JOBS:
1. Translate this sentence from the Green Day interview into Spanish: "It was a great song, but it didn’t turn into Green Day until we really dug into it."
2. From the Green Day interview, copy the passage from "Junkies On A" to "15 years old." without changing anything.

* START TEXT BLOCK *

Dirnt says: “Meet Me On The Roof started off as something completely different. It was a great song, but it didn’t turn into Green Day until we really dug into it. Then there is a turning point where you are like, ‘Oh wow, there it is.’ That’s why this album is so satisfying.”

Armstrong, 47, agrees: “There is a feel that comes across on this album that you can also find on (1991 album) Kerplunk. Whether it comes from a drumroll, a bassline or a vocal thing, there is just that undeniable energy.”

Junkies On A High is a song that Armstrong says “has a lot of paranoia going on in it”. He adds: “There’s a line which goes, ‘Rock ‘n’ roll tragedy, I think the next one could be me.’ There’s a lot of dead people on the walls of this hotel. A lot of these people are no longer with us. Linkin Park’s Chester Bennington was one of the younger guys. I also remember playing shows with The Prodigy in 1997, and I saw Soundgarden when I was like 15 years old.

“Keith Flint and Chris Cornell from those bands have gone too. They are not with us anymore. It just gets scary. These are people that are not only artists they mean something in a spiritual way. These are people that are very heavy. When they are gone, you feel it.”

* END TEXT BLOCK *
* START SOURCE DATA *

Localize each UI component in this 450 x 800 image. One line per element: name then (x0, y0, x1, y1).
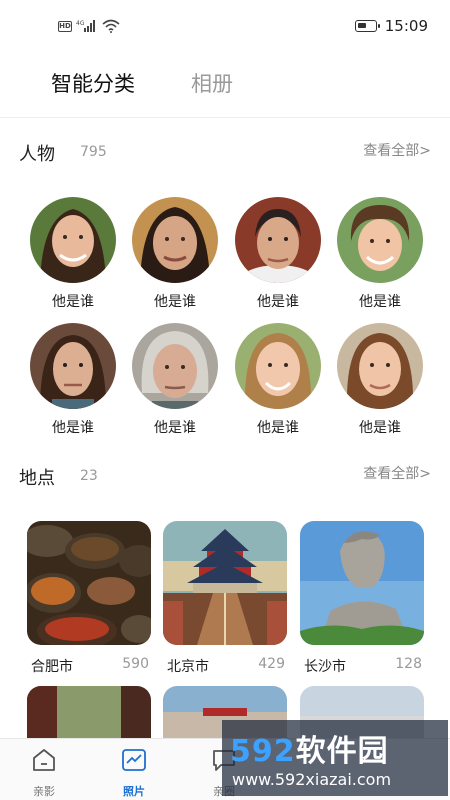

* END SOURCE DATA *

FINAL RESULTS:
1. Era una gran canción, pero no se convirtió en Green Day hasta que realmente profundizamos en ella.

2.
Junkies On A High is a song that Armstrong says “has a lot of paranoia going on in it”. He adds: “There’s a line which goes, ‘Rock ‘n’ roll tragedy, I think the next one could be me.’ There’s a lot of dead people on the walls of this hotel. A lot of these people are no longer with us. Linkin Park’s Chester Bennington was one of the younger guys. I also remember playing shows with The Prodigy in 1997, and I saw Soundgarden when I was like 15 years old.